┏━━

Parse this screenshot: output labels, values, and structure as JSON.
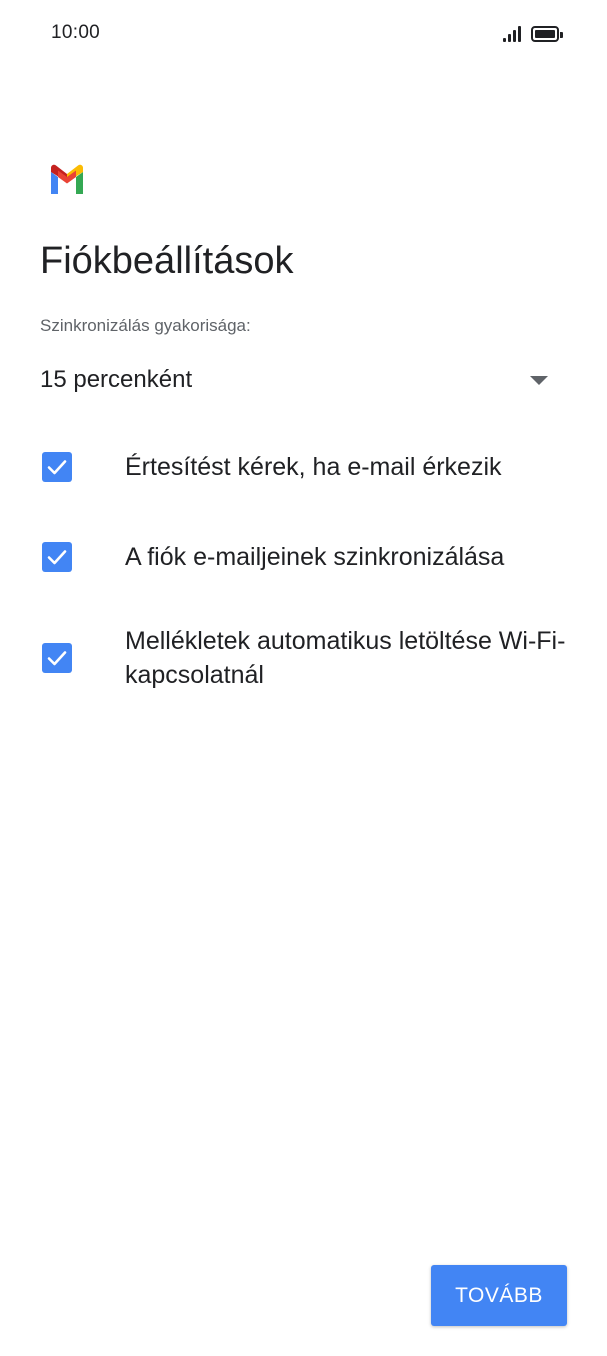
{
  "status_bar": {
    "time": "10:00",
    "signal_icon": "signal-bars-icon",
    "battery_icon": "battery-full-icon"
  },
  "app": {
    "logo": "gmail-logo-icon"
  },
  "page": {
    "title": "Fiókbeállítások"
  },
  "sync": {
    "label": "Szinkronizálás gyakorisága:",
    "selected_value": "15 percenként"
  },
  "options": [
    {
      "label": "Értesítést kérek, ha e-mail érkezik",
      "checked": true
    },
    {
      "label": "A fiók e-mailjeinek szinkronizálása",
      "checked": true
    },
    {
      "label": "Mellékletek automatikus letöltése Wi-Fi-kapcsolatnál",
      "checked": true
    }
  ],
  "footer": {
    "next_label": "TOVÁBB"
  },
  "colors": {
    "accent": "#4285f4",
    "text_primary": "#202124",
    "text_secondary": "#5f6368"
  }
}
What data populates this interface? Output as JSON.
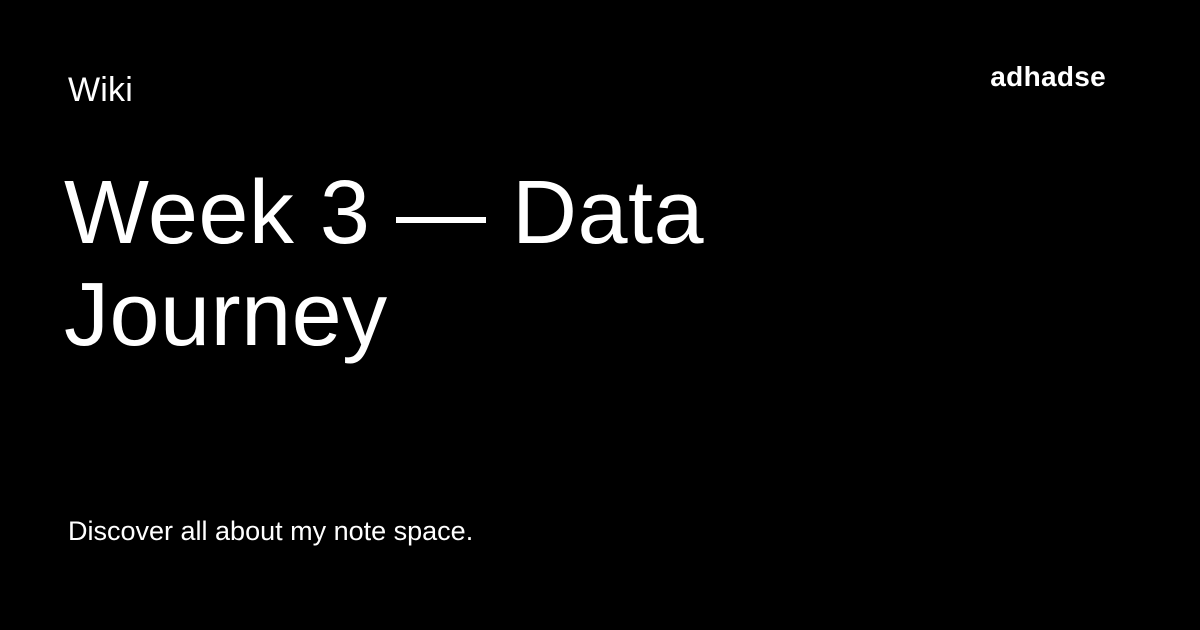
{
  "card": {
    "section": "Wiki",
    "brand": "adhadse",
    "title": "Week 3 — Data Journey",
    "description": "Discover all about my note space.",
    "colors": {
      "background": "#000000",
      "text": "#ffffff"
    }
  }
}
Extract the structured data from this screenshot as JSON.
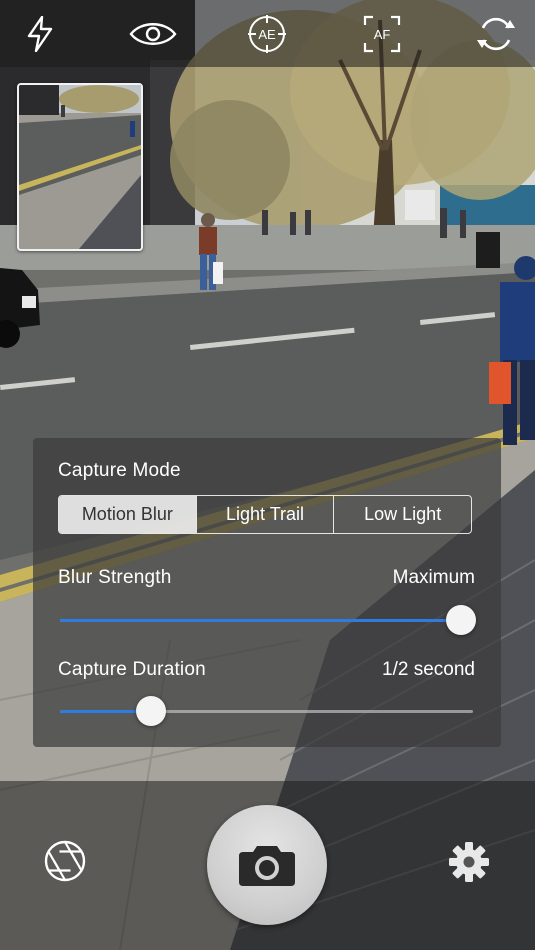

┗━━

[WORK TO COMPLETE]:
Exclude all pictures and reproduce exactly the lines from the one containing "What data populates" through the final line of the entries above.

[IN RESPONSE]:
What data populates this interface? Output as JSON.
{
  "card": {
    "section": "Wiki",
    "brand": "adhadse",
    "title": "Week 3 — Data Journey",
    "description": "Discover all about my note space.",
    "colors": {
      "background": "#000000",
      "text": "#ffffff"
    }
  }
}
Extract the structured data from this screenshot as JSON.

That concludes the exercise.